▸ AIM OF THE TASK
Note each line of the entries that includes "Schizophrenia". Then copy those lines.

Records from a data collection
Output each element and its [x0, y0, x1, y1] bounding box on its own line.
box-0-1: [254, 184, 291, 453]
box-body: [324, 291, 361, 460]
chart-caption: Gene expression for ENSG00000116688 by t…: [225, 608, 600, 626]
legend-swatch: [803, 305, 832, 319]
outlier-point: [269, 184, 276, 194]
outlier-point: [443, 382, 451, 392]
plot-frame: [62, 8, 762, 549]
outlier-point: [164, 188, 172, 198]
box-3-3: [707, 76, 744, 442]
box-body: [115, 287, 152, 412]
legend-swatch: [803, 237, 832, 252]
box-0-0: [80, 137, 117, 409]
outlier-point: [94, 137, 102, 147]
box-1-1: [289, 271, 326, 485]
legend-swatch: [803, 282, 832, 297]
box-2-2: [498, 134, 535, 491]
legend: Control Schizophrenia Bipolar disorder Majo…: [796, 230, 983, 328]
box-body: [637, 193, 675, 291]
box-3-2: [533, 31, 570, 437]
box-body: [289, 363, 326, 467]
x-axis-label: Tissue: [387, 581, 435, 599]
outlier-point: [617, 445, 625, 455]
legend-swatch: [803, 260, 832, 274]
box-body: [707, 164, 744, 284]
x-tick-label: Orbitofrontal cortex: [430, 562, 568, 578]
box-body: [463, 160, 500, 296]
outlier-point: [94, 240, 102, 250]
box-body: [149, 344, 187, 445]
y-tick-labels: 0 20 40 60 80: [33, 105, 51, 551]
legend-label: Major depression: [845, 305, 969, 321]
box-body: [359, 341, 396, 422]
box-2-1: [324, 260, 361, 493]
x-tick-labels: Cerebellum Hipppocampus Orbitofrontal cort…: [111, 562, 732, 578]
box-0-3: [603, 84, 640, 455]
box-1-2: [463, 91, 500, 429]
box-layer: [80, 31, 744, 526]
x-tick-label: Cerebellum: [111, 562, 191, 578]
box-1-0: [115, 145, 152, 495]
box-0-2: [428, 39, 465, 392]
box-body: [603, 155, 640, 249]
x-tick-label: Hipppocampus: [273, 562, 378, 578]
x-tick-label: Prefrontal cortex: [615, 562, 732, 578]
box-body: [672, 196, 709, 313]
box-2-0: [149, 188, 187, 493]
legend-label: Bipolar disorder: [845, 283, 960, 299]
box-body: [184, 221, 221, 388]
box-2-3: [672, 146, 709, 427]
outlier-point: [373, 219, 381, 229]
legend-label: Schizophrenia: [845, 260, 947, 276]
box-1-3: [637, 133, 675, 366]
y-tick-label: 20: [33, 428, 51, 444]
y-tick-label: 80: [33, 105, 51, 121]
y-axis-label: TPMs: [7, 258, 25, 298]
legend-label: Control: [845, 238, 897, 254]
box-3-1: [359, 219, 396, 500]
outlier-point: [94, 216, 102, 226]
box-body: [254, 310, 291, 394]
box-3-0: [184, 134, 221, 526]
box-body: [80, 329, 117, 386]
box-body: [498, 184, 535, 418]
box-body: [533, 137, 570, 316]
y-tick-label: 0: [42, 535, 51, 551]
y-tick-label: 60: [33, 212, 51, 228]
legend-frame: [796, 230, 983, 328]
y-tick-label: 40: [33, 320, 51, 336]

▸ EXERCISE SOLUTION
legend: Control Schizophrenia Bipolar disorder Majo…: [796, 230, 983, 328]
legend-label: Schizophrenia: [845, 260, 947, 276]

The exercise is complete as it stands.